PROBLEM TO WORK ON: Copy out each line that has "entire" in it.

Records contained in a dataset
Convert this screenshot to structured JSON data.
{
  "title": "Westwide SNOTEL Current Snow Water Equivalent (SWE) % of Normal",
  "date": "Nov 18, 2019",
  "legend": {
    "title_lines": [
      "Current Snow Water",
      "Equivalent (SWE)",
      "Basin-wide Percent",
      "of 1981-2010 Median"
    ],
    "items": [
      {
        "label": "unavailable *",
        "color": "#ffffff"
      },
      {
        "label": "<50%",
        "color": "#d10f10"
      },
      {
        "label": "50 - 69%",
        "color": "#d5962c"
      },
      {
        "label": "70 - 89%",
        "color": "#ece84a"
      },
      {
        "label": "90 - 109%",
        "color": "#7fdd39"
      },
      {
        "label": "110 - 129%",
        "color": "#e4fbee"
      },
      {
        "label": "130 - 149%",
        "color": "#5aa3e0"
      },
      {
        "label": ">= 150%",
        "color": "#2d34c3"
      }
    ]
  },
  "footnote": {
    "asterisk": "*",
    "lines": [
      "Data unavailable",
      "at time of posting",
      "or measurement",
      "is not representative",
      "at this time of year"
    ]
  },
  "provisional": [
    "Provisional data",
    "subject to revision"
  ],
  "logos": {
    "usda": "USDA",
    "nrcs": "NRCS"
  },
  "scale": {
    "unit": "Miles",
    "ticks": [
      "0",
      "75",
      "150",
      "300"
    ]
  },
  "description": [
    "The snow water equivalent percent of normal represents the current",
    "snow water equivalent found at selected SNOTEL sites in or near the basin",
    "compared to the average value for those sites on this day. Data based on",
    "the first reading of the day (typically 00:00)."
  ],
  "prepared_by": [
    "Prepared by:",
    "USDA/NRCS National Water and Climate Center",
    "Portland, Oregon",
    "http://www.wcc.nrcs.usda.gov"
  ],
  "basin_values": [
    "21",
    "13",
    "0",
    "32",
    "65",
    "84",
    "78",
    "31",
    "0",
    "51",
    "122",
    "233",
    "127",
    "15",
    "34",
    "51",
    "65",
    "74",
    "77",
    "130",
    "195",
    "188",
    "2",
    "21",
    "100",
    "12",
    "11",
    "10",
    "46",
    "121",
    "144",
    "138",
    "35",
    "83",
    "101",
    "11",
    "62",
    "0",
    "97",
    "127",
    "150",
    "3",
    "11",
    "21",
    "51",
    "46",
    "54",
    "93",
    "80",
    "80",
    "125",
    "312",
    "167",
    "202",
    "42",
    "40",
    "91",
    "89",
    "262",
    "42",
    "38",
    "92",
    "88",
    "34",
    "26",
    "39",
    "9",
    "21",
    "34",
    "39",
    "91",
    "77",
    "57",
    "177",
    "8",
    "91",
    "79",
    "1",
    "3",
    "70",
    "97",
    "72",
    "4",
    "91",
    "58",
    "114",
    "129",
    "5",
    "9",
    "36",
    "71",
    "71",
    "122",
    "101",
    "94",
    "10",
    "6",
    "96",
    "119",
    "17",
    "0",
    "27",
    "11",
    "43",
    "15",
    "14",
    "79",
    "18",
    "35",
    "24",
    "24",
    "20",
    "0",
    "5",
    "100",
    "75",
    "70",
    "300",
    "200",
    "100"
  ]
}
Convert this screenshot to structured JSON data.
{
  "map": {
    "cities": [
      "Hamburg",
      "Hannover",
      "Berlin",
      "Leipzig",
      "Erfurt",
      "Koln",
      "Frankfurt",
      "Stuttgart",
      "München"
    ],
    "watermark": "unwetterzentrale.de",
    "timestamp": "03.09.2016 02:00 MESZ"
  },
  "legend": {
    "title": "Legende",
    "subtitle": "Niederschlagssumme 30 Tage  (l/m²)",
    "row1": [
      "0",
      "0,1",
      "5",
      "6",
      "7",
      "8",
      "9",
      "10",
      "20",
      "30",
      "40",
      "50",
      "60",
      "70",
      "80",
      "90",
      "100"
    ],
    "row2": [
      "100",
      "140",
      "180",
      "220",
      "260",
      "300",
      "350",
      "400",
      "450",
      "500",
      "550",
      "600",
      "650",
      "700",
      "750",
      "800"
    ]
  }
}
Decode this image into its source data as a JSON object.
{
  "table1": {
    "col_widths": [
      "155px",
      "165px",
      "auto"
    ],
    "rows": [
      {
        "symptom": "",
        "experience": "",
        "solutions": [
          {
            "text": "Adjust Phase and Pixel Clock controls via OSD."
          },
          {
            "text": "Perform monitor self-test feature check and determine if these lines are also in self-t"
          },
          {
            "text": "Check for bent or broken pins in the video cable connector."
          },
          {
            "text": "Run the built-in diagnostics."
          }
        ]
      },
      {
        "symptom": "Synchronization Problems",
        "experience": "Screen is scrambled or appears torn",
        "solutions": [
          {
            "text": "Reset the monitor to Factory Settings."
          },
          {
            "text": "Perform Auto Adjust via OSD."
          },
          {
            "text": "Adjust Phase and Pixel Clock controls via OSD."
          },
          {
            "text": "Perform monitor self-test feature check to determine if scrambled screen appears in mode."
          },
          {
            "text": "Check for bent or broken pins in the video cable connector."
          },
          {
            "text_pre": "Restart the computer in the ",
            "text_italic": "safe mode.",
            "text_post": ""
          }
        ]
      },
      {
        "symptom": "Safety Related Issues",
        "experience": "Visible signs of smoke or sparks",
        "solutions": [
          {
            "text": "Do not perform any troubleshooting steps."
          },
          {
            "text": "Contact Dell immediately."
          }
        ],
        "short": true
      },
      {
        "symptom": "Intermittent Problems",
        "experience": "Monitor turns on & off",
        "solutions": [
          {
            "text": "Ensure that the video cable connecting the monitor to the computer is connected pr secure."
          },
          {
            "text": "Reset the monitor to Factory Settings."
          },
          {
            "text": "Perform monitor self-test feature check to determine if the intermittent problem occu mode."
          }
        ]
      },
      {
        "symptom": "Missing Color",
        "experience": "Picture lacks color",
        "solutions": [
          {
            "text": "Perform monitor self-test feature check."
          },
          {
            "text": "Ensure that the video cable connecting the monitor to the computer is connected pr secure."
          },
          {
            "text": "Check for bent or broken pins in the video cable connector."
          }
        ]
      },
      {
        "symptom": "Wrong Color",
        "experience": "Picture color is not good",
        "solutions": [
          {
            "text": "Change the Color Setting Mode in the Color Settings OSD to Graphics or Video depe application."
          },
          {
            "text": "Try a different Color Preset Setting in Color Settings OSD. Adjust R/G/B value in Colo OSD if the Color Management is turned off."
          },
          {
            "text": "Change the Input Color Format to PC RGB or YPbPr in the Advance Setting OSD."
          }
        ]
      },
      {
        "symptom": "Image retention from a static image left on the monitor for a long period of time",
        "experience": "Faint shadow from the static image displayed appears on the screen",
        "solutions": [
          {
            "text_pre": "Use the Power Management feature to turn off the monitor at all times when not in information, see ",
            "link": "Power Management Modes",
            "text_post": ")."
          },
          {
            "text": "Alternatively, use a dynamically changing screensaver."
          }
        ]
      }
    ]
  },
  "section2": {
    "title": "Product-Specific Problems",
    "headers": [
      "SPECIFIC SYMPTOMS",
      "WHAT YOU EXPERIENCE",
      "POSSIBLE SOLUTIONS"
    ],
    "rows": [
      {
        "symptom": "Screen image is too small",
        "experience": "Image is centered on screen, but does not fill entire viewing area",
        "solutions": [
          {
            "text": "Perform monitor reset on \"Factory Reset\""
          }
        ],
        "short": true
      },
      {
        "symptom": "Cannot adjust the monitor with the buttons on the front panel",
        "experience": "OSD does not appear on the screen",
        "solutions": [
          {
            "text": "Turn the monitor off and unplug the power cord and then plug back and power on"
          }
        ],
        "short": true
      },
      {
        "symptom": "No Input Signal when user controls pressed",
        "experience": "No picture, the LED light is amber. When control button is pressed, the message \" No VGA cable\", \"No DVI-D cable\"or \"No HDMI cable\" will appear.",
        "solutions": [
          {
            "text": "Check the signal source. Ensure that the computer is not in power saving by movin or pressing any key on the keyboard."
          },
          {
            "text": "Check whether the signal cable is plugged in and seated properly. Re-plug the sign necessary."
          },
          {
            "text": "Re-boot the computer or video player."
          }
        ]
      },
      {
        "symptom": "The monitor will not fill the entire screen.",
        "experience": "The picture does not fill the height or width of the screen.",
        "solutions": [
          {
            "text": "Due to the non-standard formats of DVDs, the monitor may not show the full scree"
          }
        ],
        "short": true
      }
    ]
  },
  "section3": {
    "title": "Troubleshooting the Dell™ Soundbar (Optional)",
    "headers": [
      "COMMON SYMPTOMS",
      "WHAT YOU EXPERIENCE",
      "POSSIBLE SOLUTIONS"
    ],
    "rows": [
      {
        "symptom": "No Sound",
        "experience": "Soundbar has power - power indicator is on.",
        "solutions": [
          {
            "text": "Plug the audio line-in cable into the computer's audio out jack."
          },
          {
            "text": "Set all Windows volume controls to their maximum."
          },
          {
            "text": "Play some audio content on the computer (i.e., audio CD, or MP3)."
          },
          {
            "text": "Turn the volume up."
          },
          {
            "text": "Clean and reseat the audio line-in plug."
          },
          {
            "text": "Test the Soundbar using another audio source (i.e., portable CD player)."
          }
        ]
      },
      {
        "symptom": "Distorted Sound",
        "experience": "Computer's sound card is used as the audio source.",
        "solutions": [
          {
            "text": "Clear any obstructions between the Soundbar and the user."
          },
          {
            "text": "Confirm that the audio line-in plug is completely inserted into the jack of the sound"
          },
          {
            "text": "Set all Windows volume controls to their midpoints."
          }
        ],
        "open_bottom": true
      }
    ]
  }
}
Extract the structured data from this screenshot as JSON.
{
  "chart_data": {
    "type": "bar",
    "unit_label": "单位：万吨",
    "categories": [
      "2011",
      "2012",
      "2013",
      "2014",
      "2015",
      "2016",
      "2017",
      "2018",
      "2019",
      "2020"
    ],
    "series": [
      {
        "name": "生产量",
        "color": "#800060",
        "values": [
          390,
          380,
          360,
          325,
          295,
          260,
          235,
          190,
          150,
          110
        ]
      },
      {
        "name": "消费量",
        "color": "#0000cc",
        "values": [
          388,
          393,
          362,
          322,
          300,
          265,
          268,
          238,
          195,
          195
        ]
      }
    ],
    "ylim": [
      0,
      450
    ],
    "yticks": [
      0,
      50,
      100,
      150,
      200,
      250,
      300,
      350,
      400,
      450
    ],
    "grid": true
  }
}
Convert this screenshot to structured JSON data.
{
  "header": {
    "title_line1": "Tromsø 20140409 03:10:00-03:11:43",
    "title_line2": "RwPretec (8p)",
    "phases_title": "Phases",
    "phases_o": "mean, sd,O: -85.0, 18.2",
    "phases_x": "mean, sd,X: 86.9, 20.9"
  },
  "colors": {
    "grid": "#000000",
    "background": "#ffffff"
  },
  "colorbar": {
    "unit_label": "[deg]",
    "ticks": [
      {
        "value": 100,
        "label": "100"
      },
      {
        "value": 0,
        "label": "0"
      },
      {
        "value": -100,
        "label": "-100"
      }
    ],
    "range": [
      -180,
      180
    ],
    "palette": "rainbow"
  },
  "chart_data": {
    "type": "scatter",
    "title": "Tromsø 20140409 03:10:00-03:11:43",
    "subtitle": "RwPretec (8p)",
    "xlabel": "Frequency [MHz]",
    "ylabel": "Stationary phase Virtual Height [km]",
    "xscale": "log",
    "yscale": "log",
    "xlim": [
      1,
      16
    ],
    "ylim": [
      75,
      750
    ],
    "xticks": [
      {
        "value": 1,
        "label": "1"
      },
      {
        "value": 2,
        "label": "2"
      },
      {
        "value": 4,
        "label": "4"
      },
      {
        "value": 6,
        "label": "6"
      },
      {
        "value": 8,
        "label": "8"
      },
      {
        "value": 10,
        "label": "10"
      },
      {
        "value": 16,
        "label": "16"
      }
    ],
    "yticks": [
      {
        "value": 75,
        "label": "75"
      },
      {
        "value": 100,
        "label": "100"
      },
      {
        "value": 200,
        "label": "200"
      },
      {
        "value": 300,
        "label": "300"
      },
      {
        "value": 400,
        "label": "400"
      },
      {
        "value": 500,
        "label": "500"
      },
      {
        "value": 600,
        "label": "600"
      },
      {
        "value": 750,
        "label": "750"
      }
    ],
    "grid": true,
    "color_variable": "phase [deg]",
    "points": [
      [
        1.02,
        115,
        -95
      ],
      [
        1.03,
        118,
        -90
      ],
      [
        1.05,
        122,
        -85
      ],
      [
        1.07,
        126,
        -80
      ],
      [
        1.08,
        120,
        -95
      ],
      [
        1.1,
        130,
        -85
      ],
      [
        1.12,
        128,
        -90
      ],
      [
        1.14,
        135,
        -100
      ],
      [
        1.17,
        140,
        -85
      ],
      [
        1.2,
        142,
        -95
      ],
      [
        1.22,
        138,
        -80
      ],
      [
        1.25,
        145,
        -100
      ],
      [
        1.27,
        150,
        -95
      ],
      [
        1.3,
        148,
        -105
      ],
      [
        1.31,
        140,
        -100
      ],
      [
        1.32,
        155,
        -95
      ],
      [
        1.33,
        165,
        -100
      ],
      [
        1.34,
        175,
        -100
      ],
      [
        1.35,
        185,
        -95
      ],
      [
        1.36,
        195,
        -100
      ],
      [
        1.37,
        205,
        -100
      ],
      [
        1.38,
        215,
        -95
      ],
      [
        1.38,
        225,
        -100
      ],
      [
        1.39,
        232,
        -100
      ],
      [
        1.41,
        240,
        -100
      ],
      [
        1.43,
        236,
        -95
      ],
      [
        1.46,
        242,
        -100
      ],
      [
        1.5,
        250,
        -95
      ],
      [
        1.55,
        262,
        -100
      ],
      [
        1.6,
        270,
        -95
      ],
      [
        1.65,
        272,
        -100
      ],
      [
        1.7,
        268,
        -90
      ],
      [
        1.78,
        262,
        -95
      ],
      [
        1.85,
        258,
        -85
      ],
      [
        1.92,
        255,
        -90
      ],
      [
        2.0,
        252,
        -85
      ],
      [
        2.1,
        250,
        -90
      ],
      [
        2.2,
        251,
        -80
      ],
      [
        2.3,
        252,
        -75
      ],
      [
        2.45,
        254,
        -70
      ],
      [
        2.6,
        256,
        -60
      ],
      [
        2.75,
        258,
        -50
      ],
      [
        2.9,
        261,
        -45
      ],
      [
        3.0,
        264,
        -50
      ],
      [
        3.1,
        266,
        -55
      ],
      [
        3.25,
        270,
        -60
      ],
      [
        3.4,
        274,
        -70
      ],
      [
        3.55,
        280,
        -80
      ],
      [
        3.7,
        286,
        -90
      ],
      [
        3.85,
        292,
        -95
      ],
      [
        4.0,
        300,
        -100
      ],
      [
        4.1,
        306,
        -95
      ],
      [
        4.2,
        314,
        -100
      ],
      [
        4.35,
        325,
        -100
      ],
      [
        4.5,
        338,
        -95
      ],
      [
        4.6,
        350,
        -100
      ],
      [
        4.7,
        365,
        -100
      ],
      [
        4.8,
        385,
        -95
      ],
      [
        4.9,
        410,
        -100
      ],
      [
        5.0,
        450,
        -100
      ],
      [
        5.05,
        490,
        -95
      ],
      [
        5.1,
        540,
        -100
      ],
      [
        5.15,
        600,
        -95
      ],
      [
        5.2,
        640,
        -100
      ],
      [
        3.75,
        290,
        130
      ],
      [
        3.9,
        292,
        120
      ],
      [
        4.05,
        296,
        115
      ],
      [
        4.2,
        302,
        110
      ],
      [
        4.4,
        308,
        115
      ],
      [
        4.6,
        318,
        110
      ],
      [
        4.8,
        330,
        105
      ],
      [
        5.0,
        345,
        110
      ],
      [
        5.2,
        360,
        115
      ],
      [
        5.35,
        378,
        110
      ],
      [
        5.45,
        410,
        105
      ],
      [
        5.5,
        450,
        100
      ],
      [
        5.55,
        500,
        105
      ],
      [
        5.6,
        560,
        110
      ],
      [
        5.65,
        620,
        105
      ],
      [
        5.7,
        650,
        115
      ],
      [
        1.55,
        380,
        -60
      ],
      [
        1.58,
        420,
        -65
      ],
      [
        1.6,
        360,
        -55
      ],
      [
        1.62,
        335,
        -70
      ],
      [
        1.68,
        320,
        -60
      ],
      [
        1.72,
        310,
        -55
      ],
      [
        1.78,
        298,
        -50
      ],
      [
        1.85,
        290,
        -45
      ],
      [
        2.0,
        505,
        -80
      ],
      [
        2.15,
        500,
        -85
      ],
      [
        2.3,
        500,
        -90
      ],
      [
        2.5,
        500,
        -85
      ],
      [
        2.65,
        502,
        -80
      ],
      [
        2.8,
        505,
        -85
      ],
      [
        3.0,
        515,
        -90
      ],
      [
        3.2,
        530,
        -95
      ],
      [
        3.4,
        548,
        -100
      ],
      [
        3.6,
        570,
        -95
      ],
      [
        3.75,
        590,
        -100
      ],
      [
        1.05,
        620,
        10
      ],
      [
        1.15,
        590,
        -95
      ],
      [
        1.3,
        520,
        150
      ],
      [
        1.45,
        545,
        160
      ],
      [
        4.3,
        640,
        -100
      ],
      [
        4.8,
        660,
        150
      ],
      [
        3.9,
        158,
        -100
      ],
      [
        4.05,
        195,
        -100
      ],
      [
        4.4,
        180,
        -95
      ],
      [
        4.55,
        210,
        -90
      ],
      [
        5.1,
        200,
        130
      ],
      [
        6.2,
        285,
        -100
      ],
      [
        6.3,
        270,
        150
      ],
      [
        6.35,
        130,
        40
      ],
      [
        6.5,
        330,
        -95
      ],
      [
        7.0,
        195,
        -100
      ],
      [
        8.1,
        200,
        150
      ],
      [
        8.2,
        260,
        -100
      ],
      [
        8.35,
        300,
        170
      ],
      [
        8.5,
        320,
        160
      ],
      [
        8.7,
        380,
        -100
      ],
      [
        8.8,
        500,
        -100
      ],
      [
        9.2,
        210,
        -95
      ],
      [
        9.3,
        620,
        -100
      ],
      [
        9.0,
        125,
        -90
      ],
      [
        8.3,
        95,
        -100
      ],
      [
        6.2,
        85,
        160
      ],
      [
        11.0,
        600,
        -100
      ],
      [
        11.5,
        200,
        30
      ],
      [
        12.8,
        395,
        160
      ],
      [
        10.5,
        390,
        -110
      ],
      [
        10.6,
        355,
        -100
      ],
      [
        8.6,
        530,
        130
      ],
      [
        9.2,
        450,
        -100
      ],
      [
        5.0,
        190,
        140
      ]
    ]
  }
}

RESULT BELOW:
        "experience": "Image is centered on screen, but does not fill entire viewing area",
        "symptom": "The monitor will not fill the entire screen.",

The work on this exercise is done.